### Exercise objective
Using the entries that follow, collect the lines where the word "structured" appears.

* * * * *

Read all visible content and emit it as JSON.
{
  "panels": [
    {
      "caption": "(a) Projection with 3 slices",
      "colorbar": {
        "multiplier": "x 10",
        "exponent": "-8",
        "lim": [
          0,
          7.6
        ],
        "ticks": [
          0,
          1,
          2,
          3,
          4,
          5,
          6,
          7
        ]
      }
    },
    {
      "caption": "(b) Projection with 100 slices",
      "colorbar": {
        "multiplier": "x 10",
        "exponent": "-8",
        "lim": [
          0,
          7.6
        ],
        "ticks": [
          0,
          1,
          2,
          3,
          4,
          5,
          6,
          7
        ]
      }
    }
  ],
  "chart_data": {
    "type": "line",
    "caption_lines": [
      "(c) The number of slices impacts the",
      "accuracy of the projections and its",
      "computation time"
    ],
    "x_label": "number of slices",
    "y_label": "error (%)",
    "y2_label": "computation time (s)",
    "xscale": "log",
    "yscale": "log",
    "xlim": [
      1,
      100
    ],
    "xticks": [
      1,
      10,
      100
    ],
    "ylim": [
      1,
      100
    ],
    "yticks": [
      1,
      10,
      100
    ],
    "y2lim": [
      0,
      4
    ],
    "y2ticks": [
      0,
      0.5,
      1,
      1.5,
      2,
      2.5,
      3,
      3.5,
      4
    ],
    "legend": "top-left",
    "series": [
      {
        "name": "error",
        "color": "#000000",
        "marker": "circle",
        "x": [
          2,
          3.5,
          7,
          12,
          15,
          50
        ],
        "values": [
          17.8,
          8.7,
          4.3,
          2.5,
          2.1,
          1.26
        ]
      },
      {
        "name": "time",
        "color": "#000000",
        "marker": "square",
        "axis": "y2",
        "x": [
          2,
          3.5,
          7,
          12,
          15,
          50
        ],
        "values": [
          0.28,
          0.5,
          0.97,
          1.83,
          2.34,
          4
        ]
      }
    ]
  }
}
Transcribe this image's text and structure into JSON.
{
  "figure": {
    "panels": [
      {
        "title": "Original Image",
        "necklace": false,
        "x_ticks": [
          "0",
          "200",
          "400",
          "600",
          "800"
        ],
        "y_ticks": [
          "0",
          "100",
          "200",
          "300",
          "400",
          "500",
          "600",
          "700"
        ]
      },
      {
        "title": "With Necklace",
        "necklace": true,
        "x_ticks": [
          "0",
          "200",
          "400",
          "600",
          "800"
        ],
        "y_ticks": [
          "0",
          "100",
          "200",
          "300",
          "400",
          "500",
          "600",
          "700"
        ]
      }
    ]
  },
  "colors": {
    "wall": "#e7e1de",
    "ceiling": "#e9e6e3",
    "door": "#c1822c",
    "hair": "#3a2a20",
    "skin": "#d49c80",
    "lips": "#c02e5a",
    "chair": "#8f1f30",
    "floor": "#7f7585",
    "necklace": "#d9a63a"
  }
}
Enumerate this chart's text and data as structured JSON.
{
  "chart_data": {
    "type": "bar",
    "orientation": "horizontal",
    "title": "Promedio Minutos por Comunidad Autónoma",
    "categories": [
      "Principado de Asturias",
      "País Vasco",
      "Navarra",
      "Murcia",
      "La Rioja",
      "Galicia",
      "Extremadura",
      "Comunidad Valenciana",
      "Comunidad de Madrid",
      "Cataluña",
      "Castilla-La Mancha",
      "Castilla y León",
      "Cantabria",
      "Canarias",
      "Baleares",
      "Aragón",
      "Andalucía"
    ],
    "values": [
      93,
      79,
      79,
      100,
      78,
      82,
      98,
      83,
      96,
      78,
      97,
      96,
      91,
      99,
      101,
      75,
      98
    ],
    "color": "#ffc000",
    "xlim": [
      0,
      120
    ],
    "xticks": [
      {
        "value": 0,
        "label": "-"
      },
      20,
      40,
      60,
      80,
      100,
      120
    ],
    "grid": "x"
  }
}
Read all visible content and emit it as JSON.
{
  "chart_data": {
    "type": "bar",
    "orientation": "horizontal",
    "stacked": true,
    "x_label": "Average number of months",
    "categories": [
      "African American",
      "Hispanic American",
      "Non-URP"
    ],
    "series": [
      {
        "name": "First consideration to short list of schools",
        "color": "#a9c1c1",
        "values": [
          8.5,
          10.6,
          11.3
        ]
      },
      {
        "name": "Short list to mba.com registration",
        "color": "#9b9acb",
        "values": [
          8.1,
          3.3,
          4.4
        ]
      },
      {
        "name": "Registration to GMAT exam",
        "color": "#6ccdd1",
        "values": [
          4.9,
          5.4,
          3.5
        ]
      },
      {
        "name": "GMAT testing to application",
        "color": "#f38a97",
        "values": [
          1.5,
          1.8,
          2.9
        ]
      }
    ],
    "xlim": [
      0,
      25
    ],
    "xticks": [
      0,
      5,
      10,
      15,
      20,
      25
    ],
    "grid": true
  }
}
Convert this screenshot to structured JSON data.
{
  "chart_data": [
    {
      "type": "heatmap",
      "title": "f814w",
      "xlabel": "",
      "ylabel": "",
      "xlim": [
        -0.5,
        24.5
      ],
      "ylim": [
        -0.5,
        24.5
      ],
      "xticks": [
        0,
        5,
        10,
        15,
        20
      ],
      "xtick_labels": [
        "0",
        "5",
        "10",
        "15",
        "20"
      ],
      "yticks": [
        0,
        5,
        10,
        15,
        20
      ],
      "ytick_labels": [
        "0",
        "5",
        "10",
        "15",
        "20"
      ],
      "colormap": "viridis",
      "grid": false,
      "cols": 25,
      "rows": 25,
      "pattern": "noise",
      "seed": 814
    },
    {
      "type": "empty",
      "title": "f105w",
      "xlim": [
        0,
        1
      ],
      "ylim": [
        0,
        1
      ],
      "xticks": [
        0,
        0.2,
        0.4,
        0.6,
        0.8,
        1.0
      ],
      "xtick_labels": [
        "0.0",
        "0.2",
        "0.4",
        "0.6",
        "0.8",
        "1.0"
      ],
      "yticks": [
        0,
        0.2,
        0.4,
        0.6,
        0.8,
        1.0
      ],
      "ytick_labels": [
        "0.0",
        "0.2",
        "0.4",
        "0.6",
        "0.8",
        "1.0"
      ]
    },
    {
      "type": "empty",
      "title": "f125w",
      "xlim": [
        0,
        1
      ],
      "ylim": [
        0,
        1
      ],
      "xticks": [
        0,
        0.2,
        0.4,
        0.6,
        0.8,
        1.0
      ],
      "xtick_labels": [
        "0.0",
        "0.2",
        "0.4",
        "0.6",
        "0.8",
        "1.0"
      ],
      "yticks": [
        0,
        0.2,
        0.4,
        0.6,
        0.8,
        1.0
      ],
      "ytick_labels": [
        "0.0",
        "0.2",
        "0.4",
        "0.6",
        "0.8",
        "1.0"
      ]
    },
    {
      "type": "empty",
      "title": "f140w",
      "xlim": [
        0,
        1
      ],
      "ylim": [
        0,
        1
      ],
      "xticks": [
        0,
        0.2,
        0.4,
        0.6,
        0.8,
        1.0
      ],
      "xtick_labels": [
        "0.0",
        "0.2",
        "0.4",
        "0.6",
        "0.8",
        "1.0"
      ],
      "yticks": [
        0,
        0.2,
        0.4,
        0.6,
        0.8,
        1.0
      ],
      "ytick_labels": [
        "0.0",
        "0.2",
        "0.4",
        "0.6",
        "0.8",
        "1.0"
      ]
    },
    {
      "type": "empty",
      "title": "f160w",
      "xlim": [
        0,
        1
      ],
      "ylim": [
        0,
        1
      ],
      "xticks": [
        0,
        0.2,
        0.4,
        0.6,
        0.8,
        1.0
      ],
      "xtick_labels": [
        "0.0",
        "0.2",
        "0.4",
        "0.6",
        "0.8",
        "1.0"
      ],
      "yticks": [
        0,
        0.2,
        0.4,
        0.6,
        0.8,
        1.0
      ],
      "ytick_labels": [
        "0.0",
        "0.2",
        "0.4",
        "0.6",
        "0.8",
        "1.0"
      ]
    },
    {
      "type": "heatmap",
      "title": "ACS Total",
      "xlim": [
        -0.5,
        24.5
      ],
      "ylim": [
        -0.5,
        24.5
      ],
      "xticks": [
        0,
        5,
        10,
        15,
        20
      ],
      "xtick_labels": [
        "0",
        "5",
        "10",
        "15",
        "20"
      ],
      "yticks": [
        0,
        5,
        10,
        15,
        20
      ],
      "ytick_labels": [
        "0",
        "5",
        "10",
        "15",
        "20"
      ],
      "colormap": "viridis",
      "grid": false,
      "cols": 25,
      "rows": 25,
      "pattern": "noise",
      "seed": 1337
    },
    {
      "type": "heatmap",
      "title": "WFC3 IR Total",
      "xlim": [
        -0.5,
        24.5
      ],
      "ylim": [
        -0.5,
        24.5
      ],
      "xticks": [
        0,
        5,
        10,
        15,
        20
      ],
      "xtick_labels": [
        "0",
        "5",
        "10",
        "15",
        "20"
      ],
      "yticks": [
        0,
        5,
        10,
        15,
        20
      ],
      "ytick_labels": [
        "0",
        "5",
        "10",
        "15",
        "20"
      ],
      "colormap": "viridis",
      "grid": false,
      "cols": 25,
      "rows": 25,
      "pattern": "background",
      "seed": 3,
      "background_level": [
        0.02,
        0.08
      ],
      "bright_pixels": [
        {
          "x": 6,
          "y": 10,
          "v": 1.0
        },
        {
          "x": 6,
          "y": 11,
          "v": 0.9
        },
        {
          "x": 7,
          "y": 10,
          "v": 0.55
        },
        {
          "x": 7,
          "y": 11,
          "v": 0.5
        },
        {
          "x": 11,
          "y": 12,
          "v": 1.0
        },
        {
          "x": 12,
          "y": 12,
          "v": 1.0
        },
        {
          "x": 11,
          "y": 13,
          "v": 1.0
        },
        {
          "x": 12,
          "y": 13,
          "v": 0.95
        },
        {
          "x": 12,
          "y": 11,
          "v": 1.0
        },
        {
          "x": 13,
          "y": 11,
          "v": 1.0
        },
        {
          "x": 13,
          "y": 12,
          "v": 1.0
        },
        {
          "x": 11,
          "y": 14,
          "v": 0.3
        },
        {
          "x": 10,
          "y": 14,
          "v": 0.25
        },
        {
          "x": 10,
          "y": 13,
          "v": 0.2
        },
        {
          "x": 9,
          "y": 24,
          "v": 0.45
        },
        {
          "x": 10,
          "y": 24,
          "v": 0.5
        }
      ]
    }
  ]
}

* * * * *

### Answer to this exercise
Enumerate this chart's text and data as structured JSON.
Convert this screenshot to structured JSON data.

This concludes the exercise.